- _EXERCISE PROMPT_: Lines containing the string "this" are to be counted; report the total by itself.

· · · · ·

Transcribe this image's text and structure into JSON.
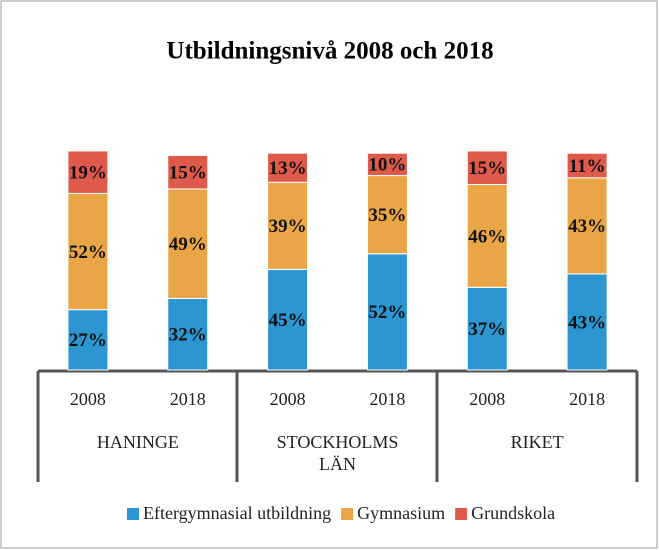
{
  "chart_data": {
    "type": "stacked_bar",
    "title": "Utbildningsnivå 2008 och 2018",
    "categories": [
      "2008",
      "2018",
      "2008",
      "2018",
      "2008",
      "2018"
    ],
    "groups": [
      "HANINGE",
      "STOCKHOLMS LÄN",
      "RIKET"
    ],
    "series": [
      {
        "name": "Eftergymnasial utbildning",
        "color": "#2b96d1",
        "values": [
          27,
          32,
          45,
          52,
          37,
          43
        ],
        "value_labels": [
          "27%",
          "32%",
          "45%",
          "52%",
          "37%",
          "43%"
        ]
      },
      {
        "name": "Gymnasium",
        "color": "#e9a546",
        "values": [
          52,
          49,
          39,
          35,
          46,
          43
        ],
        "value_labels": [
          "52%",
          "49%",
          "39%",
          "35%",
          "46%",
          "43%"
        ]
      },
      {
        "name": "Grundskola",
        "color": "#e05a4b",
        "values": [
          19,
          15,
          13,
          10,
          15,
          11
        ],
        "value_labels": [
          "19%",
          "15%",
          "13%",
          "10%",
          "15%",
          "11%"
        ]
      }
    ],
    "legend": "bottom"
  }
}
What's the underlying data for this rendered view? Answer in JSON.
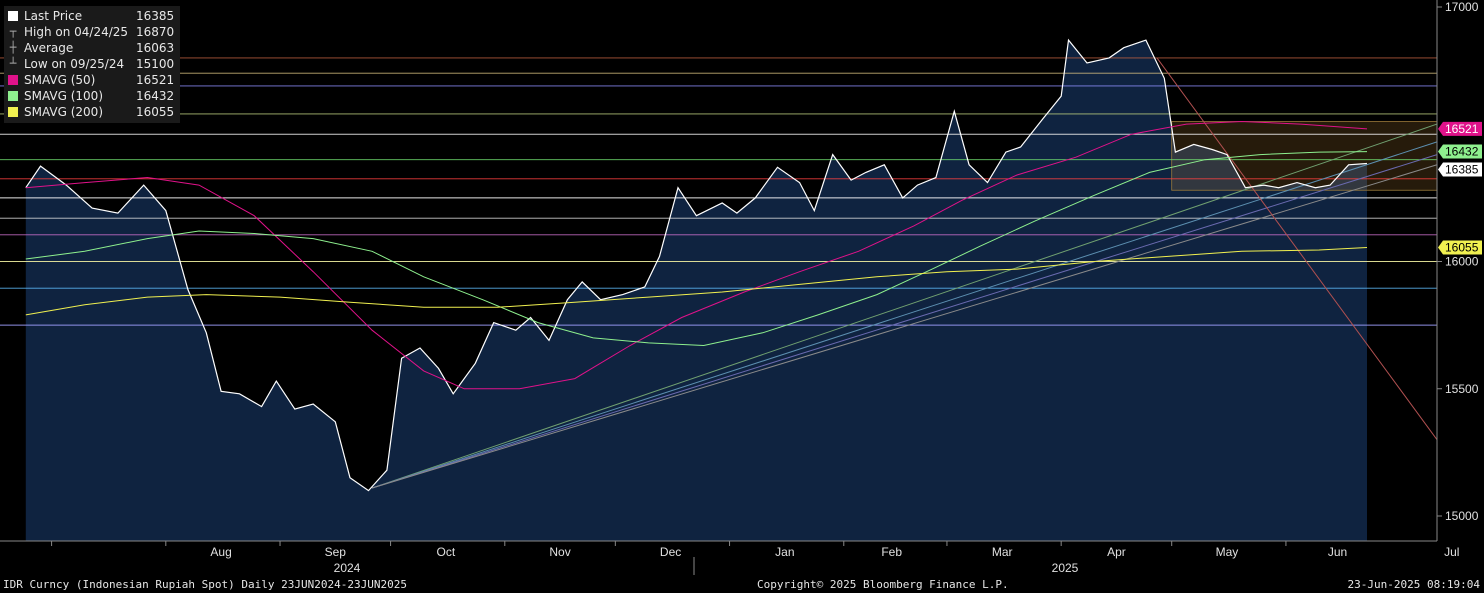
{
  "legend": {
    "last": {
      "label": "Last Price",
      "value": "16385"
    },
    "high": {
      "label": "High on 04/24/25",
      "value": "16870"
    },
    "avg": {
      "label": "Average",
      "value": "16063"
    },
    "low": {
      "label": "Low on 09/25/24",
      "value": "15100"
    },
    "sma50": {
      "label": "SMAVG (50)",
      "value": "16521"
    },
    "sma100": {
      "label": "SMAVG (100)",
      "value": "16432"
    },
    "sma200": {
      "label": "SMAVG (200)",
      "value": "16055"
    }
  },
  "footer": {
    "left": "IDR Curncy (Indonesian Rupiah Spot)  Daily 23JUN2024-23JUN2025",
    "center": "Copyright© 2025 Bloomberg Finance L.P.",
    "right": "23-Jun-2025 08:19:04"
  },
  "colors": {
    "background": "#000000",
    "area_fill": "#0f2340",
    "price": "#ffffff",
    "sma50": "#e0128a",
    "sma100": "#8ef08e",
    "sma200": "#f0f050"
  },
  "chart_data": {
    "type": "line",
    "title": "IDR Curncy (Indonesian Rupiah Spot)",
    "ylim": [
      14900,
      17000
    ],
    "y_ticks": [
      15000,
      15500,
      16000,
      17000
    ],
    "months": [
      "Aug",
      "Sep",
      "Oct",
      "Nov",
      "Dec",
      "Jan",
      "Feb",
      "Mar",
      "Apr",
      "May",
      "Jun",
      "Jul"
    ],
    "years": [
      "2024",
      "2025"
    ],
    "price_tags": {
      "last": "16385",
      "sma50": "16521",
      "sma100": "16432",
      "sma200": "16055"
    },
    "series": [
      {
        "name": "Last Price",
        "color": "#ffffff",
        "points": [
          [
            "2024-06-24",
            16290
          ],
          [
            "2024-06-28",
            16375
          ],
          [
            "2024-07-05",
            16300
          ],
          [
            "2024-07-12",
            16210
          ],
          [
            "2024-07-19",
            16190
          ],
          [
            "2024-07-26",
            16300
          ],
          [
            "2024-08-01",
            16200
          ],
          [
            "2024-08-07",
            15890
          ],
          [
            "2024-08-12",
            15720
          ],
          [
            "2024-08-16",
            15490
          ],
          [
            "2024-08-21",
            15480
          ],
          [
            "2024-08-27",
            15430
          ],
          [
            "2024-08-31",
            15530
          ],
          [
            "2024-09-05",
            15420
          ],
          [
            "2024-09-10",
            15440
          ],
          [
            "2024-09-16",
            15370
          ],
          [
            "2024-09-20",
            15150
          ],
          [
            "2024-09-25",
            15100
          ],
          [
            "2024-09-30",
            15180
          ],
          [
            "2024-10-04",
            15620
          ],
          [
            "2024-10-09",
            15660
          ],
          [
            "2024-10-14",
            15580
          ],
          [
            "2024-10-18",
            15480
          ],
          [
            "2024-10-24",
            15600
          ],
          [
            "2024-10-29",
            15760
          ],
          [
            "2024-11-04",
            15730
          ],
          [
            "2024-11-08",
            15780
          ],
          [
            "2024-11-13",
            15690
          ],
          [
            "2024-11-18",
            15850
          ],
          [
            "2024-11-22",
            15920
          ],
          [
            "2024-11-27",
            15850
          ],
          [
            "2024-12-03",
            15870
          ],
          [
            "2024-12-09",
            15900
          ],
          [
            "2024-12-13",
            16020
          ],
          [
            "2024-12-18",
            16290
          ],
          [
            "2024-12-23",
            16180
          ],
          [
            "2024-12-30",
            16230
          ],
          [
            "2025-01-03",
            16190
          ],
          [
            "2025-01-08",
            16250
          ],
          [
            "2025-01-14",
            16370
          ],
          [
            "2025-01-20",
            16310
          ],
          [
            "2025-01-24",
            16200
          ],
          [
            "2025-01-29",
            16420
          ],
          [
            "2025-02-03",
            16320
          ],
          [
            "2025-02-07",
            16350
          ],
          [
            "2025-02-12",
            16380
          ],
          [
            "2025-02-17",
            16250
          ],
          [
            "2025-02-21",
            16300
          ],
          [
            "2025-02-26",
            16330
          ],
          [
            "2025-03-03",
            16590
          ],
          [
            "2025-03-07",
            16380
          ],
          [
            "2025-03-12",
            16310
          ],
          [
            "2025-03-17",
            16430
          ],
          [
            "2025-03-21",
            16450
          ],
          [
            "2025-03-27",
            16560
          ],
          [
            "2025-04-01",
            16650
          ],
          [
            "2025-04-03",
            16870
          ],
          [
            "2025-04-08",
            16780
          ],
          [
            "2025-04-14",
            16800
          ],
          [
            "2025-04-18",
            16840
          ],
          [
            "2025-04-24",
            16870
          ],
          [
            "2025-04-29",
            16720
          ],
          [
            "2025-05-02",
            16430
          ],
          [
            "2025-05-07",
            16460
          ],
          [
            "2025-05-12",
            16440
          ],
          [
            "2025-05-16",
            16420
          ],
          [
            "2025-05-21",
            16290
          ],
          [
            "2025-05-26",
            16300
          ],
          [
            "2025-05-30",
            16290
          ],
          [
            "2025-06-04",
            16310
          ],
          [
            "2025-06-09",
            16290
          ],
          [
            "2025-06-13",
            16300
          ],
          [
            "2025-06-18",
            16380
          ],
          [
            "2025-06-23",
            16385
          ]
        ]
      },
      {
        "name": "SMAVG (50)",
        "color": "#e0128a",
        "points": [
          [
            "2024-06-24",
            16290
          ],
          [
            "2024-07-10",
            16310
          ],
          [
            "2024-07-27",
            16330
          ],
          [
            "2024-08-10",
            16300
          ],
          [
            "2024-08-25",
            16180
          ],
          [
            "2024-09-10",
            15960
          ],
          [
            "2024-09-26",
            15730
          ],
          [
            "2024-10-10",
            15570
          ],
          [
            "2024-10-21",
            15500
          ],
          [
            "2024-11-05",
            15500
          ],
          [
            "2024-11-20",
            15540
          ],
          [
            "2024-12-05",
            15670
          ],
          [
            "2024-12-19",
            15780
          ],
          [
            "2025-01-05",
            15880
          ],
          [
            "2025-01-20",
            15960
          ],
          [
            "2025-02-05",
            16040
          ],
          [
            "2025-02-20",
            16140
          ],
          [
            "2025-03-05",
            16240
          ],
          [
            "2025-03-20",
            16340
          ],
          [
            "2025-04-05",
            16410
          ],
          [
            "2025-04-20",
            16500
          ],
          [
            "2025-05-05",
            16540
          ],
          [
            "2025-05-20",
            16550
          ],
          [
            "2025-06-05",
            16540
          ],
          [
            "2025-06-23",
            16521
          ]
        ]
      },
      {
        "name": "SMAVG (100)",
        "color": "#8ef08e",
        "points": [
          [
            "2024-06-24",
            16010
          ],
          [
            "2024-07-10",
            16040
          ],
          [
            "2024-07-27",
            16090
          ],
          [
            "2024-08-10",
            16120
          ],
          [
            "2024-08-25",
            16110
          ],
          [
            "2024-09-10",
            16090
          ],
          [
            "2024-09-26",
            16040
          ],
          [
            "2024-10-10",
            15940
          ],
          [
            "2024-10-26",
            15850
          ],
          [
            "2024-11-10",
            15760
          ],
          [
            "2024-11-25",
            15700
          ],
          [
            "2024-12-10",
            15680
          ],
          [
            "2024-12-25",
            15670
          ],
          [
            "2025-01-10",
            15720
          ],
          [
            "2025-01-25",
            15790
          ],
          [
            "2025-02-10",
            15870
          ],
          [
            "2025-02-25",
            15970
          ],
          [
            "2025-03-10",
            16060
          ],
          [
            "2025-03-25",
            16160
          ],
          [
            "2025-04-10",
            16260
          ],
          [
            "2025-04-25",
            16350
          ],
          [
            "2025-05-10",
            16400
          ],
          [
            "2025-05-25",
            16420
          ],
          [
            "2025-06-10",
            16430
          ],
          [
            "2025-06-23",
            16432
          ]
        ]
      },
      {
        "name": "SMAVG (200)",
        "color": "#f0f050",
        "points": [
          [
            "2024-06-24",
            15790
          ],
          [
            "2024-07-10",
            15830
          ],
          [
            "2024-07-27",
            15860
          ],
          [
            "2024-08-12",
            15870
          ],
          [
            "2024-09-01",
            15860
          ],
          [
            "2024-09-20",
            15840
          ],
          [
            "2024-10-10",
            15820
          ],
          [
            "2024-10-30",
            15820
          ],
          [
            "2024-11-20",
            15840
          ],
          [
            "2024-12-10",
            15860
          ],
          [
            "2024-12-30",
            15880
          ],
          [
            "2025-01-20",
            15910
          ],
          [
            "2025-02-10",
            15940
          ],
          [
            "2025-03-01",
            15960
          ],
          [
            "2025-03-20",
            15970
          ],
          [
            "2025-04-10",
            16000
          ],
          [
            "2025-04-30",
            16020
          ],
          [
            "2025-05-20",
            16040
          ],
          [
            "2025-06-10",
            16045
          ],
          [
            "2025-06-23",
            16055
          ]
        ]
      }
    ]
  }
}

· · · · ·

- _ANSWER_: 2